--- Records supplied ---

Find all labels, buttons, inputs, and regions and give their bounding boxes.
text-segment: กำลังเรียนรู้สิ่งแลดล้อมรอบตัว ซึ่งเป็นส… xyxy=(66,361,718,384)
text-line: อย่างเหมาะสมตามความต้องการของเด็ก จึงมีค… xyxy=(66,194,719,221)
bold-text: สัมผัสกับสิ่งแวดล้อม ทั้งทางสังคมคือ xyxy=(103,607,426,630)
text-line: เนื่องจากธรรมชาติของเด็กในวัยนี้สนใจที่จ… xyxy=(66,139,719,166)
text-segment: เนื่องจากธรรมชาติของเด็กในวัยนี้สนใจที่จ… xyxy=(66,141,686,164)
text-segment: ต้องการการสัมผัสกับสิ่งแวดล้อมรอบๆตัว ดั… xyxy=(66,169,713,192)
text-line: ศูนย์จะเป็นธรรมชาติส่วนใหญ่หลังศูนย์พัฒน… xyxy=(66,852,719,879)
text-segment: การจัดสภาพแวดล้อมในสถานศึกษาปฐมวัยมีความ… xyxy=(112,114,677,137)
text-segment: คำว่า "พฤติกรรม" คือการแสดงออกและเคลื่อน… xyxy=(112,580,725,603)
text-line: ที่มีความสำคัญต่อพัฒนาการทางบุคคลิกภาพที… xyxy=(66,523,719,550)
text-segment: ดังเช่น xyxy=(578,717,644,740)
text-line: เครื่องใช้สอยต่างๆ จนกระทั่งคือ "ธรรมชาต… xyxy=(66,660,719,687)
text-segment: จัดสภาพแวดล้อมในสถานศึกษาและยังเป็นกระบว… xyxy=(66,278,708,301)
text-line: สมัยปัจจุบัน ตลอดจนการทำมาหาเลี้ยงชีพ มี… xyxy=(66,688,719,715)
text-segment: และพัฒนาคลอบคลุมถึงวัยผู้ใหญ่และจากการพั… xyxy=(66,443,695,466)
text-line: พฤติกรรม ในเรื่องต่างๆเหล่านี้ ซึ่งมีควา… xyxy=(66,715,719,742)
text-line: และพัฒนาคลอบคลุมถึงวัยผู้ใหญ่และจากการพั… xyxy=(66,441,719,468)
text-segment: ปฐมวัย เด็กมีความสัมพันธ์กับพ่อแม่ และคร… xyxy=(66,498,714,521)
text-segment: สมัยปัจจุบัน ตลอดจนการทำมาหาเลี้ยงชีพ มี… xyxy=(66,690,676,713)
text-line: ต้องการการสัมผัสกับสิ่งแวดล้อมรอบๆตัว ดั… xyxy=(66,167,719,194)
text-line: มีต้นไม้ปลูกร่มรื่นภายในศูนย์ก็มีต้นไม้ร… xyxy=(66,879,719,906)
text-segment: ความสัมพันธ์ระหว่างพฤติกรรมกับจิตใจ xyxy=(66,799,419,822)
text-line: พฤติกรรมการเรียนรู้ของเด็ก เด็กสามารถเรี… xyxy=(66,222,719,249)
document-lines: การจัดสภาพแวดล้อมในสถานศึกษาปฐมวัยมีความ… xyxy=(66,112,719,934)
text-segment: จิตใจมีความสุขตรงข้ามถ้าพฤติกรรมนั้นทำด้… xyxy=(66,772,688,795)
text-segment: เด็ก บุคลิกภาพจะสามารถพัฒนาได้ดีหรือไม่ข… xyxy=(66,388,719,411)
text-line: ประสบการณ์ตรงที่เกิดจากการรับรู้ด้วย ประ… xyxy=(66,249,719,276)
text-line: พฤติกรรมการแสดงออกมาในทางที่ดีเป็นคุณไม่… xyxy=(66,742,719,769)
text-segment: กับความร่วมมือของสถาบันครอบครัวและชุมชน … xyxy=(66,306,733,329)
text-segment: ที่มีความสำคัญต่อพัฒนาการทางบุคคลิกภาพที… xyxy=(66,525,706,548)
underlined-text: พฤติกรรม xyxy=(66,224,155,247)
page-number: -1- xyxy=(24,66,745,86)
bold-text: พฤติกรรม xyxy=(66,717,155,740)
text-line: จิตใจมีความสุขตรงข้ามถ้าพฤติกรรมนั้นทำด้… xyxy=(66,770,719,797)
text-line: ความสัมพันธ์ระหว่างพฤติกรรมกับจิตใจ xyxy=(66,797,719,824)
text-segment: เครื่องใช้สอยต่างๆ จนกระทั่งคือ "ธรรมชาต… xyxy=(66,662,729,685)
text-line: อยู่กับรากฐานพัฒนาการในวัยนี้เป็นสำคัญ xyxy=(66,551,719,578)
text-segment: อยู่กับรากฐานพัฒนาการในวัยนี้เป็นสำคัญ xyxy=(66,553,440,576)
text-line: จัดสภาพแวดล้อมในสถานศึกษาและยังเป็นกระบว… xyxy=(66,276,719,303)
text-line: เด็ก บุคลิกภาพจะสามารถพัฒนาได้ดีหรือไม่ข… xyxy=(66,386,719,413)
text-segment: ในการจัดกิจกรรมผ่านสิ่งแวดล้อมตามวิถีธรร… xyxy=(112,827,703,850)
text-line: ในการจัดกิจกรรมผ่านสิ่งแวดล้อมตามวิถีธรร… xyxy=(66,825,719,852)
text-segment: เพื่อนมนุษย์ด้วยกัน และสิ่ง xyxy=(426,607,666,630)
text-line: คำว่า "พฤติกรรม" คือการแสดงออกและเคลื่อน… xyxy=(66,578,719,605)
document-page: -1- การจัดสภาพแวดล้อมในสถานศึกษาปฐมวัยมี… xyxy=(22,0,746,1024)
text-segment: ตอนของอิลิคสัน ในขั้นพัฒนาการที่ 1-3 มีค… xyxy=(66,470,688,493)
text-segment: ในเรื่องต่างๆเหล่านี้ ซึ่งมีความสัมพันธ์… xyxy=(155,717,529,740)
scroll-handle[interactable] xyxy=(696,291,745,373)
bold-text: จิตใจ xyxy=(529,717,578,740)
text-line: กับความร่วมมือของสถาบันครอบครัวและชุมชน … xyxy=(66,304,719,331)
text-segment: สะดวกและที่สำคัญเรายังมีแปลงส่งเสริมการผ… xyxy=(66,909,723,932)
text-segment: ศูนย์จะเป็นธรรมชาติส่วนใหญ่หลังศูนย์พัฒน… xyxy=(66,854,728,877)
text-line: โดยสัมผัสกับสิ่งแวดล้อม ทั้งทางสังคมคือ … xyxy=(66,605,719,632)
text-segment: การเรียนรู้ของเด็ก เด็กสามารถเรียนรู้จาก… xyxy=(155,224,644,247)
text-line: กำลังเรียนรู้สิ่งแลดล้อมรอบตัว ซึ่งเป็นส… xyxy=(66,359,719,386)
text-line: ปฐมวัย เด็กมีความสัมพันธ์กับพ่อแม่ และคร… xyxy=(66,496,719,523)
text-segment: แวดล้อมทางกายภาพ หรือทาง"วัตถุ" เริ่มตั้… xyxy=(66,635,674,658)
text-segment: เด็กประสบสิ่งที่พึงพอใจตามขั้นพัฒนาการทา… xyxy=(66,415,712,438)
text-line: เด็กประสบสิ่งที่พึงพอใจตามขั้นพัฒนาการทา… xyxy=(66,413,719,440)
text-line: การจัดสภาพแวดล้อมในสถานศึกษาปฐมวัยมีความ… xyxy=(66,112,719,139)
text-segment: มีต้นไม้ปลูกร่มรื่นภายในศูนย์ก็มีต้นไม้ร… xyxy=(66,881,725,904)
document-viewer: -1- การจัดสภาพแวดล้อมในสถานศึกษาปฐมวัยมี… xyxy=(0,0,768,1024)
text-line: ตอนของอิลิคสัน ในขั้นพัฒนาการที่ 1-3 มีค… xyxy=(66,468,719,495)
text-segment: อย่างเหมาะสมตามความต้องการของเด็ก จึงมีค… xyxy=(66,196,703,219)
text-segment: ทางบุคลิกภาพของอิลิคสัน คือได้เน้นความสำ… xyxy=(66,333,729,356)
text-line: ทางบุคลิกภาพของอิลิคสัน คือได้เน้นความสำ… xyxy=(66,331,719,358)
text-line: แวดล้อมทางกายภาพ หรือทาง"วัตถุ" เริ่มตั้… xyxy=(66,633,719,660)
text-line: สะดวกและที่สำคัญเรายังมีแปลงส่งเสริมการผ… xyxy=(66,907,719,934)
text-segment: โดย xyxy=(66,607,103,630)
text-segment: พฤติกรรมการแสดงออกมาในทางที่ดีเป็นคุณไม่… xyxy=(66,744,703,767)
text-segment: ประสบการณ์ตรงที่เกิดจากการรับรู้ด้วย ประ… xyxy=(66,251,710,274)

---

Exercise aim: Format the records as a numbered list, from the start of the records through the line containing "text-line: ประสบการณ์ตรงที่เกิดจากการรับรู้ด้วย ประ…", both included and blank lines omitted.

Solution to this exercise:
1. Find all labels, buttons, inputs, and regions and give their bounding boxes.
2. text-segment: กำลังเรียนรู้สิ่งแลดล้อมรอบตัว ซึ่งเป็นส… xyxy=(66,361,718,384)
3. text-line: อย่างเหมาะสมตามความต้องการของเด็ก จึงมีค… xyxy=(66,194,719,221)
4. bold-text: สัมผัสกับสิ่งแวดล้อม ทั้งทางสังคมคือ xyxy=(103,607,426,630)
5. text-line: เนื่องจากธรรมชาติของเด็กในวัยนี้สนใจที่จ… xyxy=(66,139,719,166)
6. text-segment: เนื่องจากธรรมชาติของเด็กในวัยนี้สนใจที่จ… xyxy=(66,141,686,164)
7. text-segment: ต้องการการสัมผัสกับสิ่งแวดล้อมรอบๆตัว ดั… xyxy=(66,169,713,192)
8. text-line: ศูนย์จะเป็นธรรมชาติส่วนใหญ่หลังศูนย์พัฒน… xyxy=(66,852,719,879)
9. text-segment: การจัดสภาพแวดล้อมในสถานศึกษาปฐมวัยมีความ… xyxy=(112,114,677,137)
10. text-segment: คำว่า "พฤติกรรม" คือการแสดงออกและเคลื่อน… xyxy=(112,580,725,603)
11. text-line: ที่มีความสำคัญต่อพัฒนาการทางบุคคลิกภาพที… xyxy=(66,523,719,550)
12. text-segment: ดังเช่น xyxy=(578,717,644,740)
13. text-line: เครื่องใช้สอยต่างๆ จนกระทั่งคือ "ธรรมชาต… xyxy=(66,660,719,687)
14. text-segment: จัดสภาพแวดล้อมในสถานศึกษาและยังเป็นกระบว… xyxy=(66,278,708,301)
15. text-line: สมัยปัจจุบัน ตลอดจนการทำมาหาเลี้ยงชีพ มี… xyxy=(66,688,719,715)
16. text-segment: และพัฒนาคลอบคลุมถึงวัยผู้ใหญ่และจากการพั… xyxy=(66,443,695,466)
17. text-line: พฤติกรรม ในเรื่องต่างๆเหล่านี้ ซึ่งมีควา… xyxy=(66,715,719,742)
18. text-line: และพัฒนาคลอบคลุมถึงวัยผู้ใหญ่และจากการพั… xyxy=(66,441,719,468)
19. text-segment: ปฐมวัย เด็กมีความสัมพันธ์กับพ่อแม่ และคร… xyxy=(66,498,714,521)
20. text-segment: สมัยปัจจุบัน ตลอดจนการทำมาหาเลี้ยงชีพ มี… xyxy=(66,690,676,713)
21. text-line: ต้องการการสัมผัสกับสิ่งแวดล้อมรอบๆตัว ดั… xyxy=(66,167,719,194)
22. text-line: มีต้นไม้ปลูกร่มรื่นภายในศูนย์ก็มีต้นไม้ร… xyxy=(66,879,719,906)
23. text-segment: ความสัมพันธ์ระหว่างพฤติกรรมกับจิตใจ xyxy=(66,799,419,822)
24. text-line: พฤติกรรมการเรียนรู้ของเด็ก เด็กสามารถเรี… xyxy=(66,222,719,249)
25. document-lines: การจัดสภาพแวดล้อมในสถานศึกษาปฐมวัยมีความ… xyxy=(66,112,719,934)
26. text-segment: จิตใจมีความสุขตรงข้ามถ้าพฤติกรรมนั้นทำด้… xyxy=(66,772,688,795)
27. text-segment: เด็ก บุคลิกภาพจะสามารถพัฒนาได้ดีหรือไม่ข… xyxy=(66,388,719,411)
28. text-line: ประสบการณ์ตรงที่เกิดจากการรับรู้ด้วย ประ… xyxy=(66,249,719,276)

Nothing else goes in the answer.